§ **Task objective**: All of the material should be reproduced exactly, with pictures left out.

§ **Given data**:
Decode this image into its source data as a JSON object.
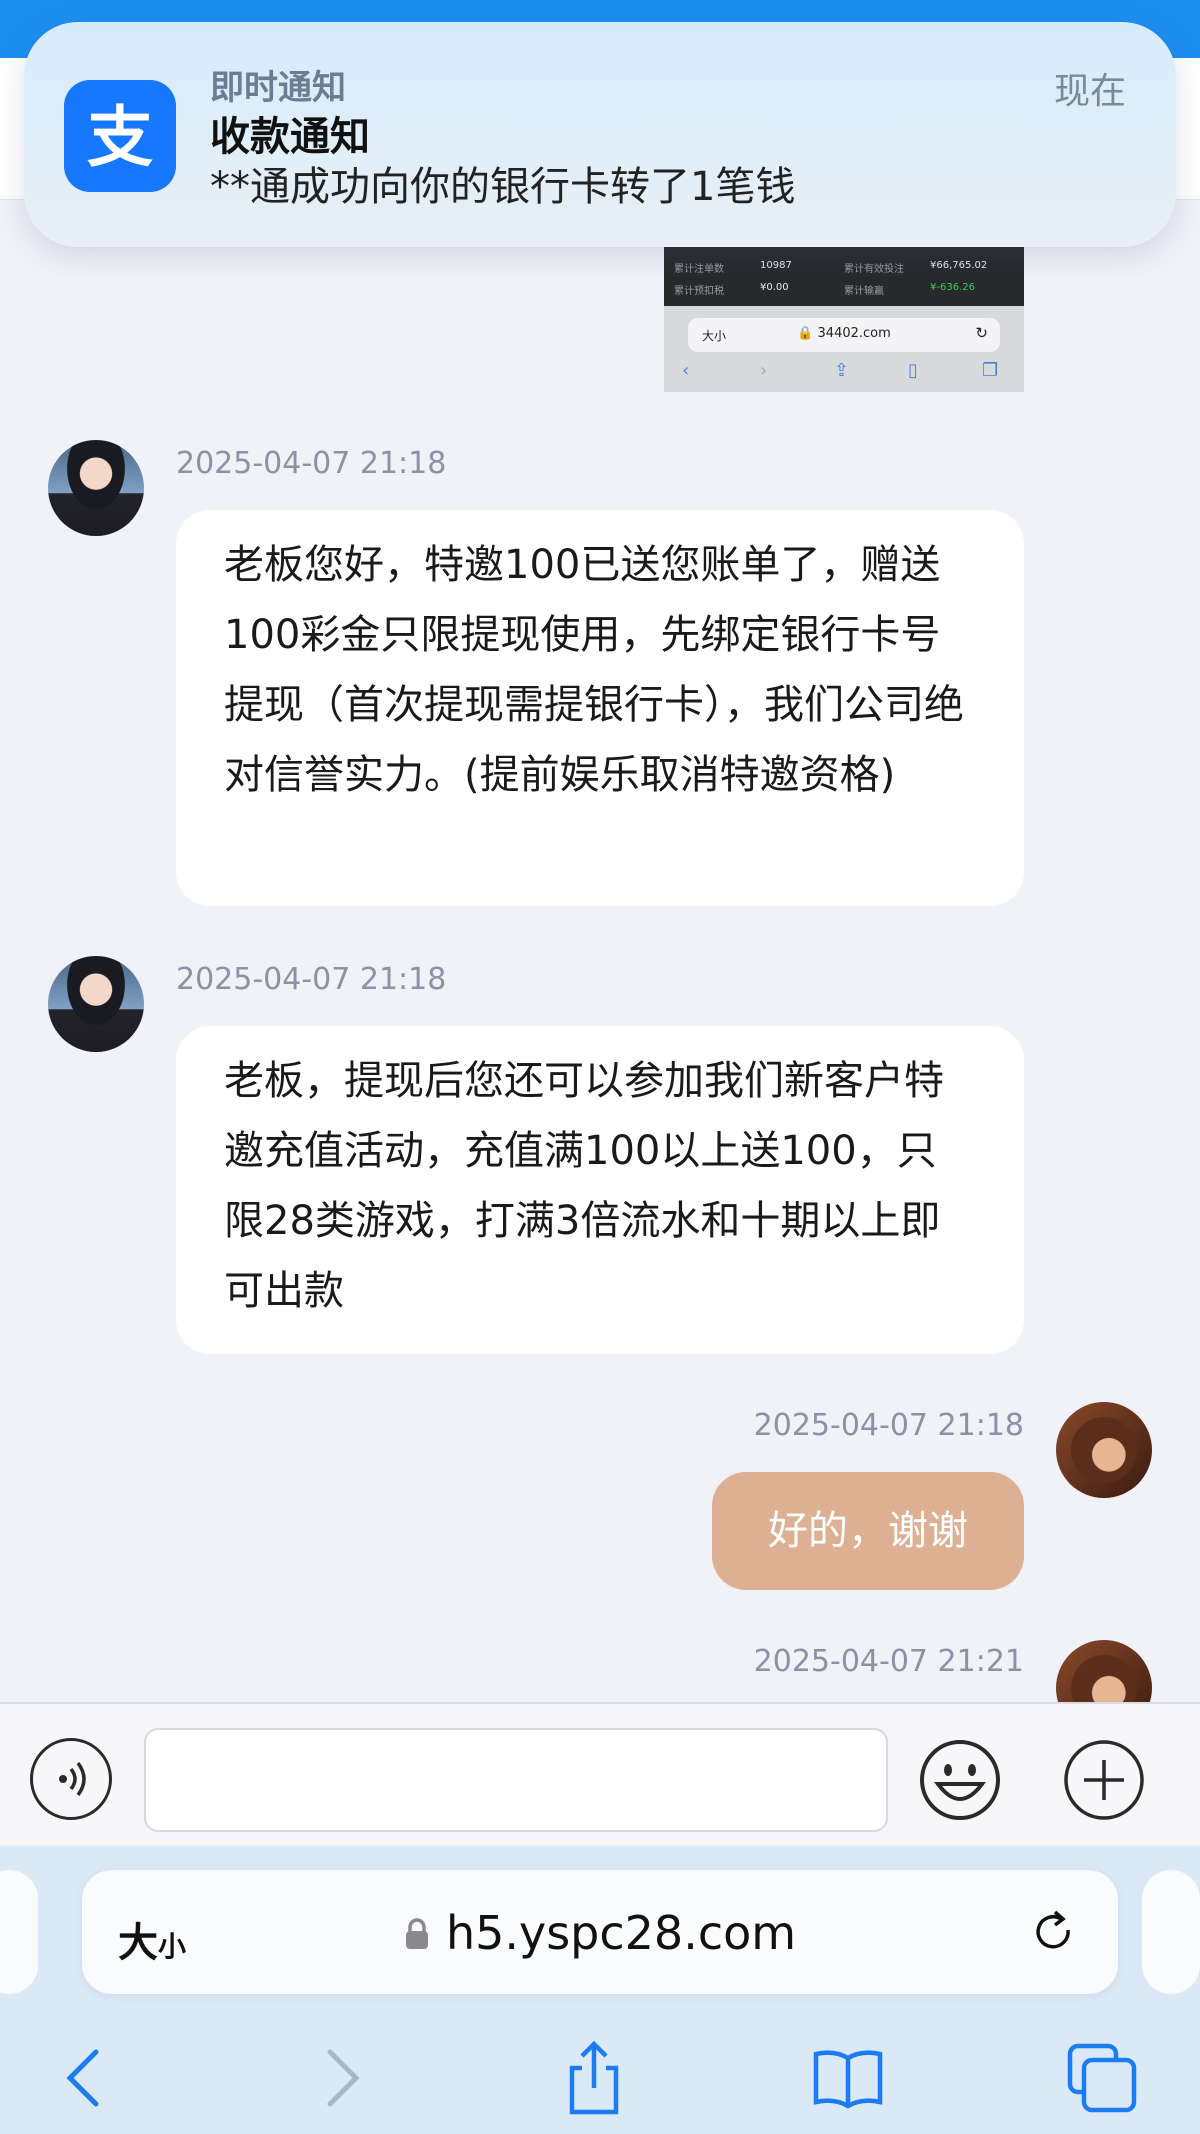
{
  "notification": {
    "app_name": "即时通知",
    "time": "现在",
    "title": "收款通知",
    "body": "**通成功向你的银行卡转了1笔钱",
    "icon": "alipay-icon"
  },
  "thumbnail": {
    "label1": "累计注单数",
    "value1": "10987",
    "label2": "累计有效投注",
    "value2": "¥66,765.02",
    "label3": "累计预扣税",
    "value3": "¥0.00",
    "label4": "累计输赢",
    "value4": "¥-636.26",
    "size_label": "大小",
    "domain": "34402.com"
  },
  "messages": [
    {
      "sender": "agent",
      "time": "2025-04-07 21:18",
      "text": "老板您好，特邀100已送您账单了，赠送100彩金只限提现使用，先绑定银行卡号提现（首次提现需提银行卡），我们公司绝对信誉实力。(提前娱乐取消特邀资格)"
    },
    {
      "sender": "agent",
      "time": "2025-04-07 21:18",
      "text": "老板，提现后您还可以参加我们新客户特邀充值活动，充值满100以上送100，只限28类游戏，打满3倍流水和十期以上即可出款"
    },
    {
      "sender": "me",
      "time": "2025-04-07 21:18",
      "text": "好的，谢谢"
    },
    {
      "sender": "me",
      "time": "2025-04-07 21:21",
      "text": ""
    }
  ],
  "input": {
    "placeholder": "",
    "voice_icon": "voice-icon",
    "emoji_icon": "emoji-icon",
    "plus_icon": "plus-icon"
  },
  "browser": {
    "size_label_big": "大",
    "size_label_small": "小",
    "domain": "h5.yspc28.com"
  },
  "colors": {
    "accent_blue": "#1677ff",
    "my_bubble": "#ddb094",
    "background": "#f1f1f8"
  }
}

§ **Response**:
Decode this image into its source data as a JSON object.
{
  "notification": {
    "app_name": "即时通知",
    "time": "现在",
    "title": "收款通知",
    "body": "**通成功向你的银行卡转了1笔钱",
    "icon": "alipay-icon"
  },
  "thumbnail": {
    "label1": "累计注单数",
    "value1": "10987",
    "label2": "累计有效投注",
    "value2": "¥66,765.02",
    "label3": "累计预扣税",
    "value3": "¥0.00",
    "label4": "累计输赢",
    "value4": "¥-636.26",
    "size_label": "大小",
    "domain": "34402.com"
  },
  "messages": [
    {
      "sender": "agent",
      "time": "2025-04-07 21:18",
      "text": "老板您好，特邀100已送您账单了，赠送100彩金只限提现使用，先绑定银行卡号提现（首次提现需提银行卡），我们公司绝对信誉实力。(提前娱乐取消特邀资格)"
    },
    {
      "sender": "agent",
      "time": "2025-04-07 21:18",
      "text": "老板，提现后您还可以参加我们新客户特邀充值活动，充值满100以上送100，只限28类游戏，打满3倍流水和十期以上即可出款"
    },
    {
      "sender": "me",
      "time": "2025-04-07 21:18",
      "text": "好的，谢谢"
    },
    {
      "sender": "me",
      "time": "2025-04-07 21:21",
      "text": ""
    }
  ],
  "input": {
    "placeholder": "",
    "voice_icon": "voice-icon",
    "emoji_icon": "emoji-icon",
    "plus_icon": "plus-icon"
  },
  "browser": {
    "size_label_big": "大",
    "size_label_small": "小",
    "domain": "h5.yspc28.com"
  },
  "colors": {
    "accent_blue": "#1677ff",
    "my_bubble": "#ddb094",
    "background": "#f1f1f8"
  }
}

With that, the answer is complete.